**INFORMATION**
· · · ·
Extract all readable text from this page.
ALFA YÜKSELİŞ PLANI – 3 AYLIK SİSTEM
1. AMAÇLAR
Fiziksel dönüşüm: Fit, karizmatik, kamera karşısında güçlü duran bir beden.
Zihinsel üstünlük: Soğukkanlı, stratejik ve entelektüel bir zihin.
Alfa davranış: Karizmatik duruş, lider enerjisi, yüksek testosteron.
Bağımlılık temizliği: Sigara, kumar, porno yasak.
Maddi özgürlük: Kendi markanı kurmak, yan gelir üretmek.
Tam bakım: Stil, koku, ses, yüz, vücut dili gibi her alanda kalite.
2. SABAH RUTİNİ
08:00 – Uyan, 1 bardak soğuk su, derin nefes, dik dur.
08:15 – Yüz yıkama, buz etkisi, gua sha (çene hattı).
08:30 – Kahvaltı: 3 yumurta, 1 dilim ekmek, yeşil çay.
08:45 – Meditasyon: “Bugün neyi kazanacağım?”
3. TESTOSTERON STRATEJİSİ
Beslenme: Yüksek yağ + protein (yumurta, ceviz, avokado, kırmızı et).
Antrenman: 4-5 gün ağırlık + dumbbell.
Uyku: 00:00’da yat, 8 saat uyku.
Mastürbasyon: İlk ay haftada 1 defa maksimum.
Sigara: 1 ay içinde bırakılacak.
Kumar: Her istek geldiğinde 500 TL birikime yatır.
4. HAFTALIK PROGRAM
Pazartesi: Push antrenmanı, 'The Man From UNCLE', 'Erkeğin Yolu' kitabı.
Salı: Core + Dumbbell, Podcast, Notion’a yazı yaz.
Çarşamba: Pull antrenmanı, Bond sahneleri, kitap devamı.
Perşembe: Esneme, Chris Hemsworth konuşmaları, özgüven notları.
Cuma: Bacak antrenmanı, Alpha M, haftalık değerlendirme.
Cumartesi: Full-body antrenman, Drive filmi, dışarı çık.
· · · ·
**TASK GOAL**
Nothing should be left out. Reproduce all the entries precisely.

**RESPONSE AREA**
Extract all readable text from this page.
ALFA YÜKSELİŞ PLANI – 3 AYLIK SİSTEM
1. AMAÇLAR
Fiziksel dönüşüm: Fit, karizmatik, kamera karşısında güçlü duran bir beden.
Zihinsel üstünlük: Soğukkanlı, stratejik ve entelektüel bir zihin.
Alfa davranış: Karizmatik duruş, lider enerjisi, yüksek testosteron.
Bağımlılık temizliği: Sigara, kumar, porno yasak.
Maddi özgürlük: Kendi markanı kurmak, yan gelir üretmek.
Tam bakım: Stil, koku, ses, yüz, vücut dili gibi her alanda kalite.
2. SABAH RUTİNİ
08:00 – Uyan, 1 bardak soğuk su, derin nefes, dik dur.
08:15 – Yüz yıkama, buz etkisi, gua sha (çene hattı).
08:30 – Kahvaltı: 3 yumurta, 1 dilim ekmek, yeşil çay.
08:45 – Meditasyon: “Bugün neyi kazanacağım?”
3. TESTOSTERON STRATEJİSİ
Beslenme: Yüksek yağ + protein (yumurta, ceviz, avokado, kırmızı et).
Antrenman: 4-5 gün ağırlık + dumbbell.
Uyku: 00:00’da yat, 8 saat uyku.
Mastürbasyon: İlk ay haftada 1 defa maksimum.
Sigara: 1 ay içinde bırakılacak.
Kumar: Her istek geldiğinde 500 TL birikime yatır.
4. HAFTALIK PROGRAM
Pazartesi: Push antrenmanı, 'The Man From UNCLE', 'Erkeğin Yolu' kitabı.
Salı: Core + Dumbbell, Podcast, Notion’a yazı yaz.
Çarşamba: Pull antrenmanı, Bond sahneleri, kitap devamı.
Perşembe: Esneme, Chris Hemsworth konuşmaları, özgüven notları.
Cuma: Bacak antrenmanı, Alpha M, haftalık değerlendirme.
Cumartesi: Full-body antrenman, Drive filmi, dışarı çık.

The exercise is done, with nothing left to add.